Objective
Reproduce all of the data word for word.

Source data
------------------------------------------------
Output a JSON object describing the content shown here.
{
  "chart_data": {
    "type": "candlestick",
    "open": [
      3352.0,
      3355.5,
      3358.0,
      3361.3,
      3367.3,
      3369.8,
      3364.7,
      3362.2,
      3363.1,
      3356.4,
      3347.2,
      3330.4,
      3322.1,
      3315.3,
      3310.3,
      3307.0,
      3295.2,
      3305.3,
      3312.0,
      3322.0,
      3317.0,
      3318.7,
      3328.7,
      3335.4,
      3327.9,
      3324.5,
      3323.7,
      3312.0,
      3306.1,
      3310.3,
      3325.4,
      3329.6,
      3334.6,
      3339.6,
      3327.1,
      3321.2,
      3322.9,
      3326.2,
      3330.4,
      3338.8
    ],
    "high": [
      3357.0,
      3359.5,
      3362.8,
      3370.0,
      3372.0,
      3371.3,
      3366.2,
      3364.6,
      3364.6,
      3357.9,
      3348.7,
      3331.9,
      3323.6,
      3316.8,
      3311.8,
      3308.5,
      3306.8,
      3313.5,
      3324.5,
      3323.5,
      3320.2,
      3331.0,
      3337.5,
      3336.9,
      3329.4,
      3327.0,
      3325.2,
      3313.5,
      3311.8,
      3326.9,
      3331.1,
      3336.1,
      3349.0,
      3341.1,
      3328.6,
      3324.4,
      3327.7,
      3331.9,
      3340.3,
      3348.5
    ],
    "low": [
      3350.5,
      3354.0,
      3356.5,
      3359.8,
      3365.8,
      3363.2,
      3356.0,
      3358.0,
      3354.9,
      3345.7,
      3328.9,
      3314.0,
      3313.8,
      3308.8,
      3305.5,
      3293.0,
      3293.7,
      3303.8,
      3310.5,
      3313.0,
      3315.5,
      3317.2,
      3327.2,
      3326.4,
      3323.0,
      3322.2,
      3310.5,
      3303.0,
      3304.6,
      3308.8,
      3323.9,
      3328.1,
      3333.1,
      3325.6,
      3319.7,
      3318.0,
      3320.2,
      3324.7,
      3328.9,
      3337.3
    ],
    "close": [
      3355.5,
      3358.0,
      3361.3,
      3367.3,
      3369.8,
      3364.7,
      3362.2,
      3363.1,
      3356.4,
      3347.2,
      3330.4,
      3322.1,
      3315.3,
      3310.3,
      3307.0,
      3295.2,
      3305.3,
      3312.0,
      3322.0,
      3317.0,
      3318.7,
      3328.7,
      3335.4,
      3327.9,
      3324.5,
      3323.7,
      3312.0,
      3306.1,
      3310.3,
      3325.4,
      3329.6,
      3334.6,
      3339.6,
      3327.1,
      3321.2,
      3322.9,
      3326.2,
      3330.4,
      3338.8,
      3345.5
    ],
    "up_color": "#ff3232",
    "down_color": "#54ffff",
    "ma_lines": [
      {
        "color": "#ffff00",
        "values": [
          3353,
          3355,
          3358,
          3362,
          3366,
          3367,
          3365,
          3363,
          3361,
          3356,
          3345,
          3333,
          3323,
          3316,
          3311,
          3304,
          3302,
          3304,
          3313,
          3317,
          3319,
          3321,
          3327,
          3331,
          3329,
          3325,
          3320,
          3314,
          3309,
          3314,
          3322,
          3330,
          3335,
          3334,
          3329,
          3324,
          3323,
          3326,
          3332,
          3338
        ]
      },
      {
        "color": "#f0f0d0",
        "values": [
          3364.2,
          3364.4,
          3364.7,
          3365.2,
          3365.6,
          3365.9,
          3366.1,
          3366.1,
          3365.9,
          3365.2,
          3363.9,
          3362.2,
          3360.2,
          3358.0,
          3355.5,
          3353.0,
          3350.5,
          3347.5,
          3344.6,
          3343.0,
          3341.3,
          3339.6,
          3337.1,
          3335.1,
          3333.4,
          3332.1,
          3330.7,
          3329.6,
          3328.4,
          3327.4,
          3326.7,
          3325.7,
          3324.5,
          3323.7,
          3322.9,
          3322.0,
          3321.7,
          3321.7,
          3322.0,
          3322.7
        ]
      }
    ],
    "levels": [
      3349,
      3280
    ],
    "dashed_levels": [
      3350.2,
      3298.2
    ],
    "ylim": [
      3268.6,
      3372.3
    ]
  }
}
------------------------------------------------
Answer
Output a JSON object describing the content shown here.
{
  "chart_data": {
    "type": "candlestick",
    "open": [
      3352.0,
      3355.5,
      3358.0,
      3361.3,
      3367.3,
      3369.8,
      3364.7,
      3362.2,
      3363.1,
      3356.4,
      3347.2,
      3330.4,
      3322.1,
      3315.3,
      3310.3,
      3307.0,
      3295.2,
      3305.3,
      3312.0,
      3322.0,
      3317.0,
      3318.7,
      3328.7,
      3335.4,
      3327.9,
      3324.5,
      3323.7,
      3312.0,
      3306.1,
      3310.3,
      3325.4,
      3329.6,
      3334.6,
      3339.6,
      3327.1,
      3321.2,
      3322.9,
      3326.2,
      3330.4,
      3338.8
    ],
    "high": [
      3357.0,
      3359.5,
      3362.8,
      3370.0,
      3372.0,
      3371.3,
      3366.2,
      3364.6,
      3364.6,
      3357.9,
      3348.7,
      3331.9,
      3323.6,
      3316.8,
      3311.8,
      3308.5,
      3306.8,
      3313.5,
      3324.5,
      3323.5,
      3320.2,
      3331.0,
      3337.5,
      3336.9,
      3329.4,
      3327.0,
      3325.2,
      3313.5,
      3311.8,
      3326.9,
      3331.1,
      3336.1,
      3349.0,
      3341.1,
      3328.6,
      3324.4,
      3327.7,
      3331.9,
      3340.3,
      3348.5
    ],
    "low": [
      3350.5,
      3354.0,
      3356.5,
      3359.8,
      3365.8,
      3363.2,
      3356.0,
      3358.0,
      3354.9,
      3345.7,
      3328.9,
      3314.0,
      3313.8,
      3308.8,
      3305.5,
      3293.0,
      3293.7,
      3303.8,
      3310.5,
      3313.0,
      3315.5,
      3317.2,
      3327.2,
      3326.4,
      3323.0,
      3322.2,
      3310.5,
      3303.0,
      3304.6,
      3308.8,
      3323.9,
      3328.1,
      3333.1,
      3325.6,
      3319.7,
      3318.0,
      3320.2,
      3324.7,
      3328.9,
      3337.3
    ],
    "close": [
      3355.5,
      3358.0,
      3361.3,
      3367.3,
      3369.8,
      3364.7,
      3362.2,
      3363.1,
      3356.4,
      3347.2,
      3330.4,
      3322.1,
      3315.3,
      3310.3,
      3307.0,
      3295.2,
      3305.3,
      3312.0,
      3322.0,
      3317.0,
      3318.7,
      3328.7,
      3335.4,
      3327.9,
      3324.5,
      3323.7,
      3312.0,
      3306.1,
      3310.3,
      3325.4,
      3329.6,
      3334.6,
      3339.6,
      3327.1,
      3321.2,
      3322.9,
      3326.2,
      3330.4,
      3338.8,
      3345.5
    ],
    "up_color": "#ff3232",
    "down_color": "#54ffff",
    "ma_lines": [
      {
        "color": "#ffff00",
        "values": [
          3353,
          3355,
          3358,
          3362,
          3366,
          3367,
          3365,
          3363,
          3361,
          3356,
          3345,
          3333,
          3323,
          3316,
          3311,
          3304,
          3302,
          3304,
          3313,
          3317,
          3319,
          3321,
          3327,
          3331,
          3329,
          3325,
          3320,
          3314,
          3309,
          3314,
          3322,
          3330,
          3335,
          3334,
          3329,
          3324,
          3323,
          3326,
          3332,
          3338
        ]
      },
      {
        "color": "#f0f0d0",
        "values": [
          3364.2,
          3364.4,
          3364.7,
          3365.2,
          3365.6,
          3365.9,
          3366.1,
          3366.1,
          3365.9,
          3365.2,
          3363.9,
          3362.2,
          3360.2,
          3358.0,
          3355.5,
          3353.0,
          3350.5,
          3347.5,
          3344.6,
          3343.0,
          3341.3,
          3339.6,
          3337.1,
          3335.1,
          3333.4,
          3332.1,
          3330.7,
          3329.6,
          3328.4,
          3327.4,
          3326.7,
          3325.7,
          3324.5,
          3323.7,
          3322.9,
          3322.0,
          3321.7,
          3321.7,
          3322.0,
          3322.7
        ]
      }
    ],
    "levels": [
      3349,
      3280
    ],
    "dashed_levels": [
      3350.2,
      3298.2
    ],
    "ylim": [
      3268.6,
      3372.3
    ]
  }
}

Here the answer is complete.